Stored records
^^^^^^^^^^^^^^^^

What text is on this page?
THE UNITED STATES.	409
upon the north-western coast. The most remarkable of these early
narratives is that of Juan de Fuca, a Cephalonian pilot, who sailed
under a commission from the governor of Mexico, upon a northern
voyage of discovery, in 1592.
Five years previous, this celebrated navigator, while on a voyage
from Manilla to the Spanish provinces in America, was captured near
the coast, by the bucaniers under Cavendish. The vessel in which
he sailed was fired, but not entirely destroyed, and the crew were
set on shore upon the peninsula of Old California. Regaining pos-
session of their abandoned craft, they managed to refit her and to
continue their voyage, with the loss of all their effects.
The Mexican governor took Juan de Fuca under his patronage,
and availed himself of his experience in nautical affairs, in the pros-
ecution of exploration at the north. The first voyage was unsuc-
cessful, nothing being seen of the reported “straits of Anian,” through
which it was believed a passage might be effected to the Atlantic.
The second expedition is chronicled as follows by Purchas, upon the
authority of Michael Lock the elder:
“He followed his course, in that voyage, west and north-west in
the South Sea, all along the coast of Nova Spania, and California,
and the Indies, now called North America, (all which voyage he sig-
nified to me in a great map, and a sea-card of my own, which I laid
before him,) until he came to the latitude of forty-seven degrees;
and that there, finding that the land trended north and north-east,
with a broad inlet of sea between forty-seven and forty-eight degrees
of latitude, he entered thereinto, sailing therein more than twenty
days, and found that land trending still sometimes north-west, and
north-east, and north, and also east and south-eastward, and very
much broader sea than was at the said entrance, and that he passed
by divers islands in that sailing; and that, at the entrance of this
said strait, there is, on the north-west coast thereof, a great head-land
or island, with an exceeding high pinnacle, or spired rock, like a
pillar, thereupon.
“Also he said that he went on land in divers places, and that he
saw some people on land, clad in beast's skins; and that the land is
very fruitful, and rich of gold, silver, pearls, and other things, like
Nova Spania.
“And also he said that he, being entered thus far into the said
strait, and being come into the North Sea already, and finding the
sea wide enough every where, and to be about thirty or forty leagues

^^^^^^^^^^^^^^^^

Working from the material above, retype it in its entirety without change.

CORRECT RESPONSE
What text is on this page?
THE UNITED STATES.	409
upon the north-western coast. The most remarkable of these early
narratives is that of Juan de Fuca, a Cephalonian pilot, who sailed
under a commission from the governor of Mexico, upon a northern
voyage of discovery, in 1592.
Five years previous, this celebrated navigator, while on a voyage
from Manilla to the Spanish provinces in America, was captured near
the coast, by the bucaniers under Cavendish. The vessel in which
he sailed was fired, but not entirely destroyed, and the crew were
set on shore upon the peninsula of Old California. Regaining pos-
session of their abandoned craft, they managed to refit her and to
continue their voyage, with the loss of all their effects.
The Mexican governor took Juan de Fuca under his patronage,
and availed himself of his experience in nautical affairs, in the pros-
ecution of exploration at the north. The first voyage was unsuc-
cessful, nothing being seen of the reported “straits of Anian,” through
which it was believed a passage might be effected to the Atlantic.
The second expedition is chronicled as follows by Purchas, upon the
authority of Michael Lock the elder:
“He followed his course, in that voyage, west and north-west in
the South Sea, all along the coast of Nova Spania, and California,
and the Indies, now called North America, (all which voyage he sig-
nified to me in a great map, and a sea-card of my own, which I laid
before him,) until he came to the latitude of forty-seven degrees;
and that there, finding that the land trended north and north-east,
with a broad inlet of sea between forty-seven and forty-eight degrees
of latitude, he entered thereinto, sailing therein more than twenty
days, and found that land trending still sometimes north-west, and
north-east, and north, and also east and south-eastward, and very
much broader sea than was at the said entrance, and that he passed
by divers islands in that sailing; and that, at the entrance of this
said strait, there is, on the north-west coast thereof, a great head-land
or island, with an exceeding high pinnacle, or spired rock, like a
pillar, thereupon.
“Also he said that he went on land in divers places, and that he
saw some people on land, clad in beast's skins; and that the land is
very fruitful, and rich of gold, silver, pearls, and other things, like
Nova Spania.
“And also he said that he, being entered thus far into the said
strait, and being come into the North Sea already, and finding the
sea wide enough every where, and to be about thirty or forty leagues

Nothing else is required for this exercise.